** Start of Page excerpt **
Prototype 1.0 — Experimental Infrastructure Project
This project is a prototype bare-metal kernel designed to minimize latency in trading message processing. The kernel eliminates common OS-level latency sources — interrupts, system calls, and context switching — by running application logic directly on the hardware with no operating system intermediary.
Incoming market data is processed through a tight spin-poll loop that reads packets from an RX descriptor ring, evaluates trading conditions, and writes order packets to a TX descriptor ring. The entire path from packet arrival to order dispatch executes without kernel transitions or scheduler intervention.
The current implementation runs inside QEMU/KVM with a simulated NIC. The system demonstrates the architecture and data path of an ultra-low-latency trading runtime, serving as an experimentation platform before targeting physical NIC hardware or FPGA offload.
| Approach | Pros | Cons |
|---|---|---|
| FPGA | Hard real-time, sub-µs latency | Inflexible, costly, difficult to modify |
| Customized Linux | Flexible, large ecosystem | Syscall overhead, jitter, general-purpose bloat |
| This project | Deterministic execution, no OS overhead, reprogrammable | Prototype stage, emulated NIC |
The message processing pipeline flows through six stages, from market data generation to order transmission:
Market Data Generator (Python)
│
▼
Simulated NIC + RTL Parser (Verilog)
│
▼
RX Descriptor Ring (MMIO)
│
▼
Kernel Spin-Poll Loop (bare-metal C)
** End of Page excerpt **
** Start of Record set **
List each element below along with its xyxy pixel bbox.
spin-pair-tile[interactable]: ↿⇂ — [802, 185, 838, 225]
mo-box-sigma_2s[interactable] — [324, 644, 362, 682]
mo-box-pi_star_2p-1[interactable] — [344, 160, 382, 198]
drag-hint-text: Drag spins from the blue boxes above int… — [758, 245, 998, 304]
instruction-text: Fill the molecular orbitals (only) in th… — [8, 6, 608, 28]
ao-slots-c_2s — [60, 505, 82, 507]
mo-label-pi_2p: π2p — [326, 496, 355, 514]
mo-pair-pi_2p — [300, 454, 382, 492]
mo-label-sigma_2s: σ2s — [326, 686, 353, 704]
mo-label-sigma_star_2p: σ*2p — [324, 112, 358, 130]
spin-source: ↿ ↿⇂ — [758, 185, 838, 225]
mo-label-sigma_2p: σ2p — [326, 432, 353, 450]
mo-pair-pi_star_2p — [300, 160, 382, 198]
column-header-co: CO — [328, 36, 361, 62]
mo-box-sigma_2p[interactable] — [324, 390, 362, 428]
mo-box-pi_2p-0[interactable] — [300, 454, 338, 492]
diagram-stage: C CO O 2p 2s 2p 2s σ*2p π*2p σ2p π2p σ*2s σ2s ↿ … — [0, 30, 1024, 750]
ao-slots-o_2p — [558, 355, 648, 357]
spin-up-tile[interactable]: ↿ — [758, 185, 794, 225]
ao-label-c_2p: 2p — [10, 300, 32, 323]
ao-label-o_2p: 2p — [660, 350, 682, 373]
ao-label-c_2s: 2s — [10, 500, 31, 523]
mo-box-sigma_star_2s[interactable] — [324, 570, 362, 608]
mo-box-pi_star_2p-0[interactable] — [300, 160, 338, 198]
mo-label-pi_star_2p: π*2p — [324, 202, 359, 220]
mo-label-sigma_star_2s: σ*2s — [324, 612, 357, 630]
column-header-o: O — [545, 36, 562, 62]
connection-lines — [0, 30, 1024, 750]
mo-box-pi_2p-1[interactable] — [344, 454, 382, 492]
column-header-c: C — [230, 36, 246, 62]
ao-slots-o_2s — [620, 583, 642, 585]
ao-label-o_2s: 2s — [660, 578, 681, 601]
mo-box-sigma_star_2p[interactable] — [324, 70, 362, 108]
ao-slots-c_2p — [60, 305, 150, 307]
** End of Record set **
**Task requirements**:
**1.** Answer these from the bare-metal kernel page:
(a) Which three OS-level latency sources does the kernel eliminate?
(b) Where does the current implementation run?
(c) Which cons does the comparison table give for FPGA?
**2.** Name every approach compared in the table on the bare-metal kernel page.

**Correct answers**:
**1.**
(a) Interrupts, system calls, and context switching.
(b) Inside QEMU/KVM with a simulated NIC.
(c) Inflexible, costly, difficult to modify.

**2.**
FPGA
Customized Linux
This project